[PAGE TEXT]:
== == ==
Look she has his balls. But does she also have your spine? There is no reason on the face of this earth that YOU cannot tell any unwelcome intruder in your home to get the fuck out.

Sweetjennygirl's picture

I agree with the letter idea. I actually have thought to suggest to DH that one be written by his attorneys office, reaffirming what is actually written in the custody agreement and also outlining what he/we believe the verbal agreements have been. I believe the money to pay the attorney to do this would be worth it. DH again, is on the fence, and sees this as just another provocative move on his part to stir her crazy even frothier.

Sweetjennygirl's picture

The house was placed for sale, during his divorce. We, as a couple, made the decision to buy it together, after our engagement, with a wedding date planned, and after exhaustively looking for other suitable properties in our area.

I knew what I was getting into financially. And for obvious reasons I certainly wasn't going to move into a house with HER name continuing to be on the title and deed. DH did have the option to mortgage alone. I didn't like that. If I'm living here, then my name is going on the mortgage, title, deed, all that crap. We ended up buying it/refinancing it, after it'd been on the market for 6 months, and it was also a final step in closing out his divorce. I have no qualms whatsoever being on a mortgage with him for what's now, OUR house. But yes, financially it binds me. But, so did my previous mortgage on my previous house, just like all mortgages do.....

Sweetjennygirl's picture

And yes, she has his balls, I see that. My spine? I guess so, because I'll continually look for ways to push DH to work the boundaries with her, or outright confront her verbally myself, before I'd call cops for a trespassing with her kids watching. She's never been violent or threatening; that'd be a whole nother picture. But for "trespassing" or just violating my boundaries I guess I haven't hit that wall yet where I feel I could go to that extent; with cops.

Anne Boleyn's picture

I think cops are excessive here too. He just needs to tell her and the kids what the rules are and enforce them. Tog laid them out perfectly. But it HAS to come from him. "This is what I want for MY life" and leave you out of it. But he really NEEDS to want that for his life. I think the only way he's going to get there is through counseling.

Sweetjennygirl's picture

Agreed. The shift has for to come from him, with my help, and yes, with my thoughts, feelings and rights being considered. Someone would really have to be in danger for me to call for police assistance.

Sweetjennygirl's picture

I can see your point. That's unreasonable behavior and I would have done same given those circumstances. Erratic and volatile behavior would never be tolerable! Good for you. I hope she got your message.
== == ==
(Dataset entries)
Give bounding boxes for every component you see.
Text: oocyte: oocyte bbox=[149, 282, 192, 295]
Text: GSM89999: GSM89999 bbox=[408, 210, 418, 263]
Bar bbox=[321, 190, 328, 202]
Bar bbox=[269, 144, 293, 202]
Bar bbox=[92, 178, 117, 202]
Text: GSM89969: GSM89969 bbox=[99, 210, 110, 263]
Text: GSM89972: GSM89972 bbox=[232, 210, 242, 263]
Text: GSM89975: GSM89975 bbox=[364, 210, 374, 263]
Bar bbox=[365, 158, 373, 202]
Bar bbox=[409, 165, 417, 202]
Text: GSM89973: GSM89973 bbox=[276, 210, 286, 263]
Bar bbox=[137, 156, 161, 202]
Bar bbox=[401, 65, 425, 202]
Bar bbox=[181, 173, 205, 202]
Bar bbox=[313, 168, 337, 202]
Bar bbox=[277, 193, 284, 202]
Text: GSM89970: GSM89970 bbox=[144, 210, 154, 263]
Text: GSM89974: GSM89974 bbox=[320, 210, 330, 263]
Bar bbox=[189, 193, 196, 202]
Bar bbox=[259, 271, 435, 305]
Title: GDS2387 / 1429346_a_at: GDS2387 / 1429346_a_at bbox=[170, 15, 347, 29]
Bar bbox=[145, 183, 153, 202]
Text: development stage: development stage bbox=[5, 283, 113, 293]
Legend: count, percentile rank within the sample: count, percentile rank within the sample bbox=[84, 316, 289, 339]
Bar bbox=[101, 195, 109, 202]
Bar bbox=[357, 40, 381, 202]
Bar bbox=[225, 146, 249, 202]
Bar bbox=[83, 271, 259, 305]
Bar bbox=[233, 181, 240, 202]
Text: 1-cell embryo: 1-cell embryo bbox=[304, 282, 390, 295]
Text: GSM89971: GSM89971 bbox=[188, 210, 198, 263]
== == ==
[TASK]:
Copy the forum thread from "And yes, she" through "is through counseling.", swapping "counseling" for "therapy".

[TASK RESULT]:
And yes, she has his balls, I see that. My spine? I guess so, because I'll continually look for ways to push DH to work the boundaries with her, or outright confront her verbally myself, before I'd call cops for a trespassing with her kids watching. She's never been violent or threatening; that'd be a whole nother picture. But for "trespassing" or just violating my boundaries I guess I haven't hit that wall yet where I feel I could go to that extent; with cops.

Anne Boleyn's picture

I think cops are excessive here too. He just needs to tell her and the kids what the rules are and enforce them. Tog laid them out perfectly. But it HAS to come from him. "This is what I want for MY life" and leave you out of it. But he really NEEDS to want that for his life. I think the only way he's going to get there is through therapy.